» WRITTEN INSTRUCTION: Return each line of the listing below, unchanged, and omit the images.

====== INFORMATION SUPPLIED ======

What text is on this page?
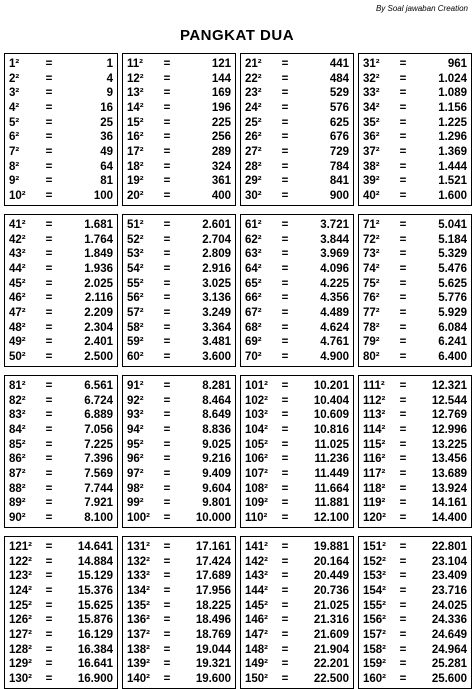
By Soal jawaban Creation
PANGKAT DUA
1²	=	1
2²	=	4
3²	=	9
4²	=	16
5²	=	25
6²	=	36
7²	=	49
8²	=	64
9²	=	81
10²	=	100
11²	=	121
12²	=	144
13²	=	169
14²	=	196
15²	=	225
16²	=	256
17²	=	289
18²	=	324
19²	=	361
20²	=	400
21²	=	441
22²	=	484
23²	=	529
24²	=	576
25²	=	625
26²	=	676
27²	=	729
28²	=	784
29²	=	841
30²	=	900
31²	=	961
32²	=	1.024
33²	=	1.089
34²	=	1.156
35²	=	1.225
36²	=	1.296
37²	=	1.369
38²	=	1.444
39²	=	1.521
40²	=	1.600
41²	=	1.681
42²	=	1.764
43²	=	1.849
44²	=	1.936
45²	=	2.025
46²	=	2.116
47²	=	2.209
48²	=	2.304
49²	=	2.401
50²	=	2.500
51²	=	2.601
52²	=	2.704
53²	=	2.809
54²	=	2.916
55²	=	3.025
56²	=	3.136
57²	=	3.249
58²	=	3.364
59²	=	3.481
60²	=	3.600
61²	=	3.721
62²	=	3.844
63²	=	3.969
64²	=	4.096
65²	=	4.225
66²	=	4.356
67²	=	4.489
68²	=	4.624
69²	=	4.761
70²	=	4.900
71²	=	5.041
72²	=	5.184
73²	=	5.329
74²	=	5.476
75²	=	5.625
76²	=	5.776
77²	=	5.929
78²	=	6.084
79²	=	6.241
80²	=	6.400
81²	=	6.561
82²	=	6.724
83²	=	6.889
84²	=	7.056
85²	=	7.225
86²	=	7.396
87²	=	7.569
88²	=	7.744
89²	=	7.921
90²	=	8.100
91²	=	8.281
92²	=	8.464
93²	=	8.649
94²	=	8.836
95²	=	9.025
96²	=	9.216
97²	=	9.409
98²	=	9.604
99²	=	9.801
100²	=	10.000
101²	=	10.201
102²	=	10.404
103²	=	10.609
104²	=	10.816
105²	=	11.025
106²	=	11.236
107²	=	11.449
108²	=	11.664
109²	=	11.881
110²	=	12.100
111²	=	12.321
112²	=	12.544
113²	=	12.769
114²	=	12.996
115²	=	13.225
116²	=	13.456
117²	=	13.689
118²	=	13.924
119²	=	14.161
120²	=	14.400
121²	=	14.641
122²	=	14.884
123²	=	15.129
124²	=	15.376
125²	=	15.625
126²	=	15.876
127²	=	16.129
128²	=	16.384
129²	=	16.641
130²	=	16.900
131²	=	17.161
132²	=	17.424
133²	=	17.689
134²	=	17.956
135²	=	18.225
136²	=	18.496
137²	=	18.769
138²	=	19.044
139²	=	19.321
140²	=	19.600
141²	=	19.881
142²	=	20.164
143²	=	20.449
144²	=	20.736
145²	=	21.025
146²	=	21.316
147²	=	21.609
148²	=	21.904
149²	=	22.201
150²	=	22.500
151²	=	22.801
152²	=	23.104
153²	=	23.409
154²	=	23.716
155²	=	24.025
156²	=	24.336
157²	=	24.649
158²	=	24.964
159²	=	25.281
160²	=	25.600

======

» EXERCISE ANSWER:
What text is on this page?
By Soal jawaban Creation
PANGKAT DUA
1²	=	1
2²	=	4
3²	=	9
4²	=	16
5²	=	25
6²	=	36
7²	=	49
8²	=	64
9²	=	81
10²	=	100
11²	=	121
12²	=	144
13²	=	169
14²	=	196
15²	=	225
16²	=	256
17²	=	289
18²	=	324
19²	=	361
20²	=	400
21²	=	441
22²	=	484
23²	=	529
24²	=	576
25²	=	625
26²	=	676
27²	=	729
28²	=	784
29²	=	841
30²	=	900
31²	=	961
32²	=	1.024
33²	=	1.089
34²	=	1.156
35²	=	1.225
36²	=	1.296
37²	=	1.369
38²	=	1.444
39²	=	1.521
40²	=	1.600
41²	=	1.681
42²	=	1.764
43²	=	1.849
44²	=	1.936
45²	=	2.025
46²	=	2.116
47²	=	2.209
48²	=	2.304
49²	=	2.401
50²	=	2.500
51²	=	2.601
52²	=	2.704
53²	=	2.809
54²	=	2.916
55²	=	3.025
56²	=	3.136
57²	=	3.249
58²	=	3.364
59²	=	3.481
60²	=	3.600
61²	=	3.721
62²	=	3.844
63²	=	3.969
64²	=	4.096
65²	=	4.225
66²	=	4.356
67²	=	4.489
68²	=	4.624
69²	=	4.761
70²	=	4.900
71²	=	5.041
72²	=	5.184
73²	=	5.329
74²	=	5.476
75²	=	5.625
76²	=	5.776
77²	=	5.929
78²	=	6.084
79²	=	6.241
80²	=	6.400
81²	=	6.561
82²	=	6.724
83²	=	6.889
84²	=	7.056
85²	=	7.225
86²	=	7.396
87²	=	7.569
88²	=	7.744
89²	=	7.921
90²	=	8.100
91²	=	8.281
92²	=	8.464
93²	=	8.649
94²	=	8.836
95²	=	9.025
96²	=	9.216
97²	=	9.409
98²	=	9.604
99²	=	9.801
100²	=	10.000
101²	=	10.201
102²	=	10.404
103²	=	10.609
104²	=	10.816
105²	=	11.025
106²	=	11.236
107²	=	11.449
108²	=	11.664
109²	=	11.881
110²	=	12.100
111²	=	12.321
112²	=	12.544
113²	=	12.769
114²	=	12.996
115²	=	13.225
116²	=	13.456
117²	=	13.689
118²	=	13.924
119²	=	14.161
120²	=	14.400
121²	=	14.641
122²	=	14.884
123²	=	15.129
124²	=	15.376
125²	=	15.625
126²	=	15.876
127²	=	16.129
128²	=	16.384
129²	=	16.641
130²	=	16.900
131²	=	17.161
132²	=	17.424
133²	=	17.689
134²	=	17.956
135²	=	18.225
136²	=	18.496
137²	=	18.769
138²	=	19.044
139²	=	19.321
140²	=	19.600
141²	=	19.881
142²	=	20.164
143²	=	20.449
144²	=	20.736
145²	=	21.025
146²	=	21.316
147²	=	21.609
148²	=	21.904
149²	=	22.201
150²	=	22.500
151²	=	22.801
152²	=	23.104
153²	=	23.409
154²	=	23.716
155²	=	24.025
156²	=	24.336
157²	=	24.649
158²	=	24.964
159²	=	25.281
160²	=	25.600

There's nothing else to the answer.